◆ Task
Copy every line of the listing exactly.

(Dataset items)
______
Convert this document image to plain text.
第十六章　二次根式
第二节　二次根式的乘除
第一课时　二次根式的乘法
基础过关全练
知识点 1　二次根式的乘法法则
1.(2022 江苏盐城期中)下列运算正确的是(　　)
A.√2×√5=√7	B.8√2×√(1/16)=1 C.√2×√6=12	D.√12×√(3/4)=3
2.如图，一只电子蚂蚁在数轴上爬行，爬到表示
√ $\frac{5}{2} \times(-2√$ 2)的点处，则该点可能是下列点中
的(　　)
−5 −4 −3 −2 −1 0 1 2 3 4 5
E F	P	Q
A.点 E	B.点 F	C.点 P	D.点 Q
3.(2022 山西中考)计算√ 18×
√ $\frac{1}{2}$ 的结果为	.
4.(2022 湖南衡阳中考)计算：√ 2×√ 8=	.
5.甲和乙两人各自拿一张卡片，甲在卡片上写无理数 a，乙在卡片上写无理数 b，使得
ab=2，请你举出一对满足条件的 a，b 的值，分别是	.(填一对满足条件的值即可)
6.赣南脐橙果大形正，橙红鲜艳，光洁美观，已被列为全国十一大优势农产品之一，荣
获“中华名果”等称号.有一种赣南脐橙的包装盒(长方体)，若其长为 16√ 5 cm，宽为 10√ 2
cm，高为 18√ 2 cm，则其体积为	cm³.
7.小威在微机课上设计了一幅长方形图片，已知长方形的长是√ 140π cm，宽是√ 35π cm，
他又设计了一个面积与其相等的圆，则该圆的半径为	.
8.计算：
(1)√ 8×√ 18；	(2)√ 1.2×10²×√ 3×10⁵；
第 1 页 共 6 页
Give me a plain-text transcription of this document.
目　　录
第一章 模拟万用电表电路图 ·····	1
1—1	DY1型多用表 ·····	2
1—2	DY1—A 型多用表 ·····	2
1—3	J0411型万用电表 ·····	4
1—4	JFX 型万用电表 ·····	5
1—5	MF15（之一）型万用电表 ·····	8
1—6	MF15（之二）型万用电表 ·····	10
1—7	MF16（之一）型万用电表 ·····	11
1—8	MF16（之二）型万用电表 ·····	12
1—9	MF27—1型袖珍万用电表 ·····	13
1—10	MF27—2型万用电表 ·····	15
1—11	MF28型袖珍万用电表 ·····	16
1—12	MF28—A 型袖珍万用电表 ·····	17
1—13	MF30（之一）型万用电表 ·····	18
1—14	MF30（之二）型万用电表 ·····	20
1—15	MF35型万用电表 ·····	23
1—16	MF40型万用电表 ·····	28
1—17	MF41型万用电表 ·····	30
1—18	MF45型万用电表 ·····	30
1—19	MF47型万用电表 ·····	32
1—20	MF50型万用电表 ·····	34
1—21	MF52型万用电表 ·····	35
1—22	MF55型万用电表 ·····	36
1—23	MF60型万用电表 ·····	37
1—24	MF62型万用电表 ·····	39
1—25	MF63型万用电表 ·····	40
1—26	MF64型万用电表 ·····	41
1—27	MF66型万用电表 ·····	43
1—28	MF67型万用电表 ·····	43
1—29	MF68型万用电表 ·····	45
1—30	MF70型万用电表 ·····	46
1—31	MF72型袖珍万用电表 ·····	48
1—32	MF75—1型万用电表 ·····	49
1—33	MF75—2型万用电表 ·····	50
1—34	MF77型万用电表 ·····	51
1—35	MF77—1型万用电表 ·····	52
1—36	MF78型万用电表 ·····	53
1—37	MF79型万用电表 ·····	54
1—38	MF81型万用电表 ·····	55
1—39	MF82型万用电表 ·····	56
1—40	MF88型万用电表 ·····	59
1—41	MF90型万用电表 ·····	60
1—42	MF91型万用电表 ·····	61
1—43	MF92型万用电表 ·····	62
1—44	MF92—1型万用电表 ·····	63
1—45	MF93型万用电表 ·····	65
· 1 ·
______
◆ Reply to the task
Convert this document image to plain text.
第十六章　二次根式
第二节　二次根式的乘除
第一课时　二次根式的乘法
基础过关全练
知识点 1　二次根式的乘法法则
1.(2022 江苏盐城期中)下列运算正确的是(　　)
A.√2×√5=√7	B.8√2×√(1/16)=1 C.√2×√6=12	D.√12×√(3/4)=3
2.如图，一只电子蚂蚁在数轴上爬行，爬到表示
√ $\frac{5}{2} \times(-2√$ 2)的点处，则该点可能是下列点中
的(　　)
−5 −4 −3 −2 −1 0 1 2 3 4 5
E F	P	Q
A.点 E	B.点 F	C.点 P	D.点 Q
3.(2022 山西中考)计算√ 18×
√ $\frac{1}{2}$ 的结果为	.
4.(2022 湖南衡阳中考)计算：√ 2×√ 8=	.
5.甲和乙两人各自拿一张卡片，甲在卡片上写无理数 a，乙在卡片上写无理数 b，使得
ab=2，请你举出一对满足条件的 a，b 的值，分别是	.(填一对满足条件的值即可)
6.赣南脐橙果大形正，橙红鲜艳，光洁美观，已被列为全国十一大优势农产品之一，荣
获“中华名果”等称号.有一种赣南脐橙的包装盒(长方体)，若其长为 16√ 5 cm，宽为 10√ 2
cm，高为 18√ 2 cm，则其体积为	cm³.
7.小威在微机课上设计了一幅长方形图片，已知长方形的长是√ 140π cm，宽是√ 35π cm，
他又设计了一个面积与其相等的圆，则该圆的半径为	.
8.计算：
(1)√ 8×√ 18；	(2)√ 1.2×10²×√ 3×10⁵；
第 1 页 共 6 页
Give me a plain-text transcription of this document.
目　　录
第一章 模拟万用电表电路图 ·····	1
1—1	DY1型多用表 ·····	2
1—2	DY1—A 型多用表 ·····	2
1—3	J0411型万用电表 ·····	4
1—4	JFX 型万用电表 ·····	5
1—5	MF15（之一）型万用电表 ·····	8
1—6	MF15（之二）型万用电表 ·····	10
1—7	MF16（之一）型万用电表 ·····	11
1—8	MF16（之二）型万用电表 ·····	12
1—9	MF27—1型袖珍万用电表 ·····	13
1—10	MF27—2型万用电表 ·····	15
1—11	MF28型袖珍万用电表 ·····	16
1—12	MF28—A 型袖珍万用电表 ·····	17
1—13	MF30（之一）型万用电表 ·····	18
1—14	MF30（之二）型万用电表 ·····	20
1—15	MF35型万用电表 ·····	23
1—16	MF40型万用电表 ·····	28
1—17	MF41型万用电表 ·····	30
1—18	MF45型万用电表 ·····	30
1—19	MF47型万用电表 ·····	32
1—20	MF50型万用电表 ·····	34
1—21	MF52型万用电表 ·····	35
1—22	MF55型万用电表 ·····	36
1—23	MF60型万用电表 ·····	37
1—24	MF62型万用电表 ·····	39
1—25	MF63型万用电表 ·····	40
1—26	MF64型万用电表 ·····	41
1—27	MF66型万用电表 ·····	43
1—28	MF67型万用电表 ·····	43
1—29	MF68型万用电表 ·····	45
1—30	MF70型万用电表 ·····	46
1—31	MF72型袖珍万用电表 ·····	48
1—32	MF75—1型万用电表 ·····	49
1—33	MF75—2型万用电表 ·····	50
1—34	MF77型万用电表 ·····	51
1—35	MF77—1型万用电表 ·····	52
1—36	MF78型万用电表 ·····	53
1—37	MF79型万用电表 ·····	54
1—38	MF81型万用电表 ·····	55
1—39	MF82型万用电表 ·····	56
1—40	MF88型万用电表 ·····	59
1—41	MF90型万用电表 ·····	60
1—42	MF91型万用电表 ·····	61
1—43	MF92型万用电表 ·····	62
1—44	MF92—1型万用电表 ·····	63
1—45	MF93型万用电表 ·····	65
· 1 ·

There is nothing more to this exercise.